BRIEF 1 ->
From the essay on Zinsser and prompting, list each thing the writer is told to cut.
BRIEF 2 ->
Write the next part of the essay on Zinsser and prompting, starting after its last line.

SOURCE TEXT ->
- Opening Delimiter -

On Prompting Well
William Zinsser wrote one of the best books on context engineering in 1976. He just didn't know it was about machines.
The views expressed here are my own and are not related to or reflective of my work or any organization I am affiliated with.
On Writing Well never mentions a model, a token, or a context window. It didn’t need to. Zinsser was teaching writers to reach a reader with limited attention and no access to their intentions, which is the only reader a prompt has ever had. He was, without knowing it, describing a transformer. The strange part is how little has to be translated. Most of his rules don’t merely resemble good prompting. They are good prompting, written decades before there was anything to prompt.
What follows runs from the single prompt up to the autonomous systems we now build on it. At every level, the old rules hold.
If the output is confused, you wrote it badly
Zinsser refused to blame the reader. When a sentence fails to land, the writer wrote it badly, and the reader who gives up wasn’t being lazy. Writers resist this. It puts every failure on them. But it is the only posture that improves anything.
Prompting demands the same. The model isn’t being obtuse when it misses; it’s answering the prompt you wrote, not the one in your head. “The model is dumb” is the prompting version of blaming the reader: satisfying, useless. Every fix starts in the same place. Say it better. Everything below follows from taking that seriously.
Attention is finite, and clutter spends it
This is the idea worth slowing down on, because most people get it backwards.
“Clutter is the disease of American writing,” Zinsser wrote. His case against it was never that lean prose is prettier. It was that the reader’s attention is scarce and exhaustible, and every needless word spends a little of it on nothing. Cut the words that serve no function, the long word where a short one works, the qualifier already implied by the verb. Not because clutter is ugly, but because it taxes a budget the reader can’t refill.
This is now literally true of models, and the research has names for the machine version. Liu and colleagues documented “lost in the middle,” the drop in accuracy when the fact a model needs sits in the long middle of a context rather than at either end. More recent work on what’s been called context rot finds the broader pattern: answer quality decays as the window fills with marginal material, even when that material is harmless.
The context window is the reader’s attention span, and it behaves exactly as Zinsser feared a reader’s would. Overspend it and comprehension degrades. More words can produce a worse answer. Token optimization, stripped of the accounting language, is his clutter surgery with a dollar figure attached.
And it isn’t a metaphor that happens to fit. It’s the mechanism. A transformer scores every token against every other token, at quadratic cost in the length of the context, so junk is never skipped. It’s actively weighed against everything else. Those scores pass through a softmax that forces each token’s attention to sum to one. Attention is therefore conserved: every token arrives with a single unit of focus to spend across everything it can see. Add a hundred tokens of clutter and you haven’t added focus. You’ve spread that unit thinner and enlarged the field it has to search. Zinsser’s finite, exhaustible reader was not a figure of speech. It is the softmax.
Before (≈70 tokens, nearly all noise):
I was hoping you might be able to help me out with something. Basically,
I've got this dataset here and I was wondering, if it's not too much
trouble, whether you could maybe take a look and possibly point out any
trends or patterns or anything interesting, if that makes sense?
After (≈15 tokens, all signal):
Identify the three most significant trends in this dataset.

- Closing Delimiter -

Document understanding data

- Opening Delimiter -

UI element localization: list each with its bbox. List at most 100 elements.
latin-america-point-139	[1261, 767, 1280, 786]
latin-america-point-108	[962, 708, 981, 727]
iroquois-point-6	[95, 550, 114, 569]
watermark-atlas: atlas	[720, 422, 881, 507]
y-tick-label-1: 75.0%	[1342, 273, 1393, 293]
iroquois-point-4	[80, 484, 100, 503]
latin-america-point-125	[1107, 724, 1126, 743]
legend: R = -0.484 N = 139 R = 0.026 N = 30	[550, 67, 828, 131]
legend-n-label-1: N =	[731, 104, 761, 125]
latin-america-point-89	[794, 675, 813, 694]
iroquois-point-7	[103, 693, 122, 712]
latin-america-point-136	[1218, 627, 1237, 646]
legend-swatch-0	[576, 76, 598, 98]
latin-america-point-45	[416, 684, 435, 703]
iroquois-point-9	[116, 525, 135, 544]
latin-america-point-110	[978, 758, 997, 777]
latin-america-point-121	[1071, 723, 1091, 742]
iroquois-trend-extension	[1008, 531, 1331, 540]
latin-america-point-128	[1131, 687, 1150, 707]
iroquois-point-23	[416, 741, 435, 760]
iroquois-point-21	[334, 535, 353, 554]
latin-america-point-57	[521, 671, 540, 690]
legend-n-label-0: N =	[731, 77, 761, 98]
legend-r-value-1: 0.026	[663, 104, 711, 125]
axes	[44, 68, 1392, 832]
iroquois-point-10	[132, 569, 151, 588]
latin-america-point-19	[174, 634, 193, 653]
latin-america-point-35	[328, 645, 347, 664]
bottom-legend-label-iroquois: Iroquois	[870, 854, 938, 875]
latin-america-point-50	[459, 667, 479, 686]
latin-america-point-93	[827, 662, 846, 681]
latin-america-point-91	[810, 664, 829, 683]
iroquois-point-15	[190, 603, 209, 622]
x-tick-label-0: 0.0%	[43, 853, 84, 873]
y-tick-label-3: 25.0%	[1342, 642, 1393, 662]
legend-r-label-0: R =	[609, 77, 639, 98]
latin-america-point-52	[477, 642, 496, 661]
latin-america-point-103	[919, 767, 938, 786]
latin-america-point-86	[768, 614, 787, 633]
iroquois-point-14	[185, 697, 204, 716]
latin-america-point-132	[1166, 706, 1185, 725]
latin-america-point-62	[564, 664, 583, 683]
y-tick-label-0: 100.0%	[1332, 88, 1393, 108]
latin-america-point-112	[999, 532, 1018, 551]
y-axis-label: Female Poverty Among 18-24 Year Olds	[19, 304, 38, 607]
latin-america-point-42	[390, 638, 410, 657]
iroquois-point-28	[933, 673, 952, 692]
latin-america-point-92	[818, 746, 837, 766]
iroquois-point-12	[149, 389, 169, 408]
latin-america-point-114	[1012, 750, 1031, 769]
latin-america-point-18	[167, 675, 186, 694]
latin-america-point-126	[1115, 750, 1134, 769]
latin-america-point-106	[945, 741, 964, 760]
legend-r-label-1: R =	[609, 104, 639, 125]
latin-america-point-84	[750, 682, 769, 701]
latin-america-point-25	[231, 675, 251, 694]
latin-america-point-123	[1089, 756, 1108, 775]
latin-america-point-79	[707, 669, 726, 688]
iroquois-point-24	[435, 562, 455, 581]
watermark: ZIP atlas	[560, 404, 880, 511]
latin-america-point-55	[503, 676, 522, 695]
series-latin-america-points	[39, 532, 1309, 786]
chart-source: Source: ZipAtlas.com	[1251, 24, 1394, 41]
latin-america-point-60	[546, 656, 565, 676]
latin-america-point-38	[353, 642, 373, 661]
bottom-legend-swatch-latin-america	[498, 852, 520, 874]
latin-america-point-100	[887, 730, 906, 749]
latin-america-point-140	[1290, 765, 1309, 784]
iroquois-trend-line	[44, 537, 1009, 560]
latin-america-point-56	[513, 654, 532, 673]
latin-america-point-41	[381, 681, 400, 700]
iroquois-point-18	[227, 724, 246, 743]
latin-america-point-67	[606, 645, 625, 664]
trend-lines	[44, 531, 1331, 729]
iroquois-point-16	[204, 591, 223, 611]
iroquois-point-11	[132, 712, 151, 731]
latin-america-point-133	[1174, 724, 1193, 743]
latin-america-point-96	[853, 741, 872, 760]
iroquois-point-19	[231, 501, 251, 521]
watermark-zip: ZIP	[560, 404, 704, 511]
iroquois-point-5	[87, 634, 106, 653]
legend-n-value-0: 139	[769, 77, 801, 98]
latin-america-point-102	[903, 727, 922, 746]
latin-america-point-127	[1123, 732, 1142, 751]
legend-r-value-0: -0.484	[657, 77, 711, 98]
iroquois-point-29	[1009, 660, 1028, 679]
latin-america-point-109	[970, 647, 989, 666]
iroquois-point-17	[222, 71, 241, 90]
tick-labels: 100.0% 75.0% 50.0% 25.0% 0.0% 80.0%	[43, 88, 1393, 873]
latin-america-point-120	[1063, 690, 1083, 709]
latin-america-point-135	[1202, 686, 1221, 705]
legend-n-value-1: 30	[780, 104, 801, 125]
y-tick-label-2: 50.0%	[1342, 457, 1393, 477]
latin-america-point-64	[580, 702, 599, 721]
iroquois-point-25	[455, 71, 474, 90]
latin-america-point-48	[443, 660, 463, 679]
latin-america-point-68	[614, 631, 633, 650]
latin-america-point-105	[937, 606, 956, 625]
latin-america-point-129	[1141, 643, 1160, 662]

- Closing Delimiter -

EXERCISE RESULT 1 ->
- The words that serve no function
- The long word where a short one works
- The qualifier already implied by the verb

EXERCISE RESULT 2 ->
Give the supporting numbers for each.Every cut word (maybe, possibly, if it’s not too much trouble, if that makes sense) was clutter in his exact sense. It cost attention and carried no instruction. Zinsser bracketed every word in a draft that wasn’t working, to see how much survived. Run that test on your prompts. Most of what you bracket is hedging the model was never helped by.
The same goes for the warm-up. Writers spend a paragraph or two clearing their throat before the piece really begins; prompts do it with boilerplate preambles and role-play scaffolding that exist to help you start, not to instruct the model. Find where the prompt actually begins and delete what comes before.
“Tight” is not “short”
Here is where most people misquote him. He never said write less. He said let no word do nothing, which is a different rule and the whole game. A sentence can be long and uncluttered, or short and starved. The test is not length. It is whether anything present is idle.
For prompting this matters, because the cost-cutting instinct (fewer tokens, always) is wrong. A human reader shares your context and fills the gaps. A model shares far less, so good prompting often means adding the detail a person would have inferred. That detail isn’t clutter. It’s doing the work Zinsser demanded of every word.
Over-cut (short, but starved):
Summarize this report.Tight (longer, every clause working):
Summarize this report in five bullets for an executive who hasn't read it.
Lead with the decision they need to make.The second is three times the length and contains no clutter. For an executive who hasn’t read it sets the register. Lead with the decision sets the structure. Cut either to save tokens and you’ve practiced the false economy he warned against. Maximize signal per token, not minimum tokens. It is the writing version of maximizing meaning per word.
The art is what you leave out
Zinsser’s deepest point about craft: writing is choosing what to leave out. A travel essay isn’t everything that happened. It’s the three details that carry the place, and the work is cutting the other forty. Include everything and you’ve abdicated the one job that mattered.
Context engineering is the same subtractive art under a new name. Give the model everything and let it sort out what’s relevant is the amateur move, dumping the notebook instead of writing from it, and it fails for his reason. Bury the one decisive fact among forty documents and the model loses it, the way a reader loses the point in an overstuffed paragraph.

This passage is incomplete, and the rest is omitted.